→ **TASK DETAILS**:
Review the material line by line. Identify and copy every line that contains the string "уполномоченным".

→ **INFORMATION SUPPLIED**:
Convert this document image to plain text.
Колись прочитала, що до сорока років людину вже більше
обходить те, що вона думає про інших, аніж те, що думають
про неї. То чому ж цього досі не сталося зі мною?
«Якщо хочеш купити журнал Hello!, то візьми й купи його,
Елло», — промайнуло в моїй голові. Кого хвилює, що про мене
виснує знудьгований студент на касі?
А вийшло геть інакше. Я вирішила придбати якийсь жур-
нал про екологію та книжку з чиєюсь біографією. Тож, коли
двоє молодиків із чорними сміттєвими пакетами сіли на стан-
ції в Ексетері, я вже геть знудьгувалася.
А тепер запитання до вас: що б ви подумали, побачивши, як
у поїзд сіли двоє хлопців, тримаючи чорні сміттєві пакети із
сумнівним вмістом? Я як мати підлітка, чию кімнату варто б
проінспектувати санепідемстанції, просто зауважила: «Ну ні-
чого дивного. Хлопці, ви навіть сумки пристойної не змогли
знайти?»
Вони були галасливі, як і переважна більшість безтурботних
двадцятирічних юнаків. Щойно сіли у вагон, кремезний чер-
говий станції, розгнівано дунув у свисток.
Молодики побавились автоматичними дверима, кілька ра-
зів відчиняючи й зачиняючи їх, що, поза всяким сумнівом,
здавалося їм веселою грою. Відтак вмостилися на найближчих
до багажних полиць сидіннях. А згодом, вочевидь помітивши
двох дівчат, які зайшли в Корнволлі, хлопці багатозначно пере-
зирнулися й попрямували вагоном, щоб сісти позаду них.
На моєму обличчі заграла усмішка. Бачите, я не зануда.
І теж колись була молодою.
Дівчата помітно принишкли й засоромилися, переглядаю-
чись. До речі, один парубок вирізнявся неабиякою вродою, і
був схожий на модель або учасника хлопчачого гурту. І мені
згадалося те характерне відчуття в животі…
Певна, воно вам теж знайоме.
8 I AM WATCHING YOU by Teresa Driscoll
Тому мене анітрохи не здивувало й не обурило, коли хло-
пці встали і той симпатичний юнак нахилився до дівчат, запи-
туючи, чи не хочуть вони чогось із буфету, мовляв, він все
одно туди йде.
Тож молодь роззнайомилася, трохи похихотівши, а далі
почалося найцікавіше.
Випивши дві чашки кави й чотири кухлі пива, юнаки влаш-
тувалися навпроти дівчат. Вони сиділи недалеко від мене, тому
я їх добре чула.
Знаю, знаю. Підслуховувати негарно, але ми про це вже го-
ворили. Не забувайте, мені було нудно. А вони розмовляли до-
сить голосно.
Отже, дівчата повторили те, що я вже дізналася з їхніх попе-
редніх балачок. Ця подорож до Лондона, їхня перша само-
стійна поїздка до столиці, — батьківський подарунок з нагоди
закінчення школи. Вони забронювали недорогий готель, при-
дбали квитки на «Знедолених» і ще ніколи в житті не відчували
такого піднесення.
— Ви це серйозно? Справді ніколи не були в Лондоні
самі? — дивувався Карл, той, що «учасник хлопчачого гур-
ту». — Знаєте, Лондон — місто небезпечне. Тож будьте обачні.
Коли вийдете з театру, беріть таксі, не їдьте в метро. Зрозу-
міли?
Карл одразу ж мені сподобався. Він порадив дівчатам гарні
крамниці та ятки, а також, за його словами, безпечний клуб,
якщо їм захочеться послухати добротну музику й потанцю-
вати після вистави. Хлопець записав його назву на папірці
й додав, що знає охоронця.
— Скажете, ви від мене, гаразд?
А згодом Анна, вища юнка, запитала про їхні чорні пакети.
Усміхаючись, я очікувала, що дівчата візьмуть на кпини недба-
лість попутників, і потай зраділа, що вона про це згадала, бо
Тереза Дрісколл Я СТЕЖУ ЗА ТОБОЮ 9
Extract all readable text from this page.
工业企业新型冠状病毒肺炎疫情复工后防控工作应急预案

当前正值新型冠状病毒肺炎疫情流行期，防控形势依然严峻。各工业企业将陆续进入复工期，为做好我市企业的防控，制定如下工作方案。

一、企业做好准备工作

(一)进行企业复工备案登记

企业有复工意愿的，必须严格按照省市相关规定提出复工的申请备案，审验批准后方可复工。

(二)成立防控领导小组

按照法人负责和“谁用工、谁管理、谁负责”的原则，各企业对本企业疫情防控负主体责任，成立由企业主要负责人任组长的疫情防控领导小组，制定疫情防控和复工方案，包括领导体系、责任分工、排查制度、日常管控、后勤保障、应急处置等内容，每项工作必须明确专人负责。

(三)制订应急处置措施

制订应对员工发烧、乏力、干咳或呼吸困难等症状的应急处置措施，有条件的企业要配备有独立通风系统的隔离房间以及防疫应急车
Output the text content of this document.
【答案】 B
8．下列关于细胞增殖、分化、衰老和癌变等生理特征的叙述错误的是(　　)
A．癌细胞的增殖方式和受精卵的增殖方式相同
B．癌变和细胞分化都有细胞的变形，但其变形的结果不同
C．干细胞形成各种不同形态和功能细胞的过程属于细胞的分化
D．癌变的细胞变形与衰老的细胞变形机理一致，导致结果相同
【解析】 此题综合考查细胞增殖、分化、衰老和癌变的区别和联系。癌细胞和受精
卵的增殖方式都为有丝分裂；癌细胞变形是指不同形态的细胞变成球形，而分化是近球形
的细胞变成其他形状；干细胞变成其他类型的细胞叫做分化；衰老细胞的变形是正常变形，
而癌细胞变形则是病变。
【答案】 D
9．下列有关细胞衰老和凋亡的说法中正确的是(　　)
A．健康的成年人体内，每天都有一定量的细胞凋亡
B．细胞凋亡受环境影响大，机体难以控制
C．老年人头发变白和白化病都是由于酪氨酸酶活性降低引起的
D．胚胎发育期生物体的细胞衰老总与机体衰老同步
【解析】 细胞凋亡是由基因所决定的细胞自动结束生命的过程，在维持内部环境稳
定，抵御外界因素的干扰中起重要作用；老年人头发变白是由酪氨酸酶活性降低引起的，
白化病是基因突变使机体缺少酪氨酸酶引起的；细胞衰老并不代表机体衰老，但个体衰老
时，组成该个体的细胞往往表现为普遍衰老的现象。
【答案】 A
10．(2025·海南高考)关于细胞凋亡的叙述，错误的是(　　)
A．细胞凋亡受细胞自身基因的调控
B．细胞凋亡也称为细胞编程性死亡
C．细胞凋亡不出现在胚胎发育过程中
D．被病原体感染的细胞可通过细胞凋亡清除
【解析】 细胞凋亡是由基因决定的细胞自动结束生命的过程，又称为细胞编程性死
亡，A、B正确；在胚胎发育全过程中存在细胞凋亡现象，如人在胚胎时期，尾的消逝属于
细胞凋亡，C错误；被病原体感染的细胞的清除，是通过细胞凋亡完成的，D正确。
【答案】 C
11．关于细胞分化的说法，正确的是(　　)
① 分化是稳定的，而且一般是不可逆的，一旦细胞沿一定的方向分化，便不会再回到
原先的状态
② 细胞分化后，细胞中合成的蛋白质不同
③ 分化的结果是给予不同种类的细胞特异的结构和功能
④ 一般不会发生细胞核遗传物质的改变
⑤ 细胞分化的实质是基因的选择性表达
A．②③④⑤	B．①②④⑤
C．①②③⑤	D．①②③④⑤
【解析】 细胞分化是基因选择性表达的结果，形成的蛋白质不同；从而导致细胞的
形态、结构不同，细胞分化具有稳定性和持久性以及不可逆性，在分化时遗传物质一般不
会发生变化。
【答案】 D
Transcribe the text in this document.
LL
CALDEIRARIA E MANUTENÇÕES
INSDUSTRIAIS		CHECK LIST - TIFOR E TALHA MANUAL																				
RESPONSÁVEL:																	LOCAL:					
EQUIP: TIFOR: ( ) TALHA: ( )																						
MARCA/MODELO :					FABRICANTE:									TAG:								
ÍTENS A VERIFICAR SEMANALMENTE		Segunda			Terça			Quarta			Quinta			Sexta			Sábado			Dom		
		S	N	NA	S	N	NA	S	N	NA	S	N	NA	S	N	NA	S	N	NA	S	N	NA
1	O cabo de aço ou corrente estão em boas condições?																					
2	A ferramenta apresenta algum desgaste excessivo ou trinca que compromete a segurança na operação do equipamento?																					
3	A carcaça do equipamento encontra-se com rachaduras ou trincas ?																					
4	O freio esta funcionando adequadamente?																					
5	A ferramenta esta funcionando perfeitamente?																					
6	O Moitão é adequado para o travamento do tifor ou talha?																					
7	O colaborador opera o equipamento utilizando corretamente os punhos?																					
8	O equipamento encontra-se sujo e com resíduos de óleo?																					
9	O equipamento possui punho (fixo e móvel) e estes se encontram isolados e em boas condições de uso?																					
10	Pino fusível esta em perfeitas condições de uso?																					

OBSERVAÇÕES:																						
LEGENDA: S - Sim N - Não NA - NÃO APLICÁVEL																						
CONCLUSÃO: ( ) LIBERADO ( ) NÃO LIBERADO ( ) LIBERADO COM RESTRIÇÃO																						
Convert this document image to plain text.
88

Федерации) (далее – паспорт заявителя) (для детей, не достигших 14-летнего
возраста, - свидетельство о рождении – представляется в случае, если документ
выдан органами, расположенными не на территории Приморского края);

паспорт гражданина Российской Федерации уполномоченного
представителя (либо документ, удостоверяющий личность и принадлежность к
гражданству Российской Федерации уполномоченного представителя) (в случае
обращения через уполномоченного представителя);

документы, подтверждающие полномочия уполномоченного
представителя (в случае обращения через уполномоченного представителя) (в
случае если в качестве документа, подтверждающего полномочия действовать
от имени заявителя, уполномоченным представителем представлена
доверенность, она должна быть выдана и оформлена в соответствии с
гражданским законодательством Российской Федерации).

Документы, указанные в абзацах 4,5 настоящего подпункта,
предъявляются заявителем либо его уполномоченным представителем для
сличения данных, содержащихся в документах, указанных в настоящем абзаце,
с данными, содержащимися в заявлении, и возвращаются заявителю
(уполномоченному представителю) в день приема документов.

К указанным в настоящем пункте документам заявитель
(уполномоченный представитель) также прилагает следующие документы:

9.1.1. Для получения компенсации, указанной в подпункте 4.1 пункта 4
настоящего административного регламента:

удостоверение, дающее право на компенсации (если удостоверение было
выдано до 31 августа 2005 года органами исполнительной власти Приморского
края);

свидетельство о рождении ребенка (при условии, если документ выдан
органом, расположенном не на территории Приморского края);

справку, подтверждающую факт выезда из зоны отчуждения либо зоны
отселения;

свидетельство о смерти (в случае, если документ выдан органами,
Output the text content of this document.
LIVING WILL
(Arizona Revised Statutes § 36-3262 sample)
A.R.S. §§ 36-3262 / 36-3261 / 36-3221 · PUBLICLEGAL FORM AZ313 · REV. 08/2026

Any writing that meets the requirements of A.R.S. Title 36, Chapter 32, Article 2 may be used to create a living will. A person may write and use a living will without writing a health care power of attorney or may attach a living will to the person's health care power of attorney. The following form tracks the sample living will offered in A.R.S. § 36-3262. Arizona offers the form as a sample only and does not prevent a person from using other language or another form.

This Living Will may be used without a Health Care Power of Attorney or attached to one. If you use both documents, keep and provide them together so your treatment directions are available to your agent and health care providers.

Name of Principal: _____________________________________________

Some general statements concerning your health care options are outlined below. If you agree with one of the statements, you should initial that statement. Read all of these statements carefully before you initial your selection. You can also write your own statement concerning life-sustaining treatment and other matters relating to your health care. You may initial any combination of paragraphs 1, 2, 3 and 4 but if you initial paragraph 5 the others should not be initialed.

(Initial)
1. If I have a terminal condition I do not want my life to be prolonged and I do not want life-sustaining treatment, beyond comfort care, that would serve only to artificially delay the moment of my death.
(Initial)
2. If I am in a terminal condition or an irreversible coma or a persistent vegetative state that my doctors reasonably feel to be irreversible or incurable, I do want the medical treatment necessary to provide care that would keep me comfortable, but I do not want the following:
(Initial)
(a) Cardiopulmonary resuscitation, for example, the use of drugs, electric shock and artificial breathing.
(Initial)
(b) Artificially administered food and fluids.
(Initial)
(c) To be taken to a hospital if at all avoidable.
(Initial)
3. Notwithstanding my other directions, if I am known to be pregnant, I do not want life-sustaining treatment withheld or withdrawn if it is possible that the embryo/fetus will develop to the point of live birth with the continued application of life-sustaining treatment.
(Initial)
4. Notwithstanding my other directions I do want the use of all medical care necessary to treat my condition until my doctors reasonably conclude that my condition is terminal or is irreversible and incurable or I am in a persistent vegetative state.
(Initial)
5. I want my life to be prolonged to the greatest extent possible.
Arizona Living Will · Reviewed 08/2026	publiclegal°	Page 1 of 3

→ **REPLY**:
от имени заявителя, уполномоченным представителем представлена
предъявляются заявителем либо его уполномоченным представителем для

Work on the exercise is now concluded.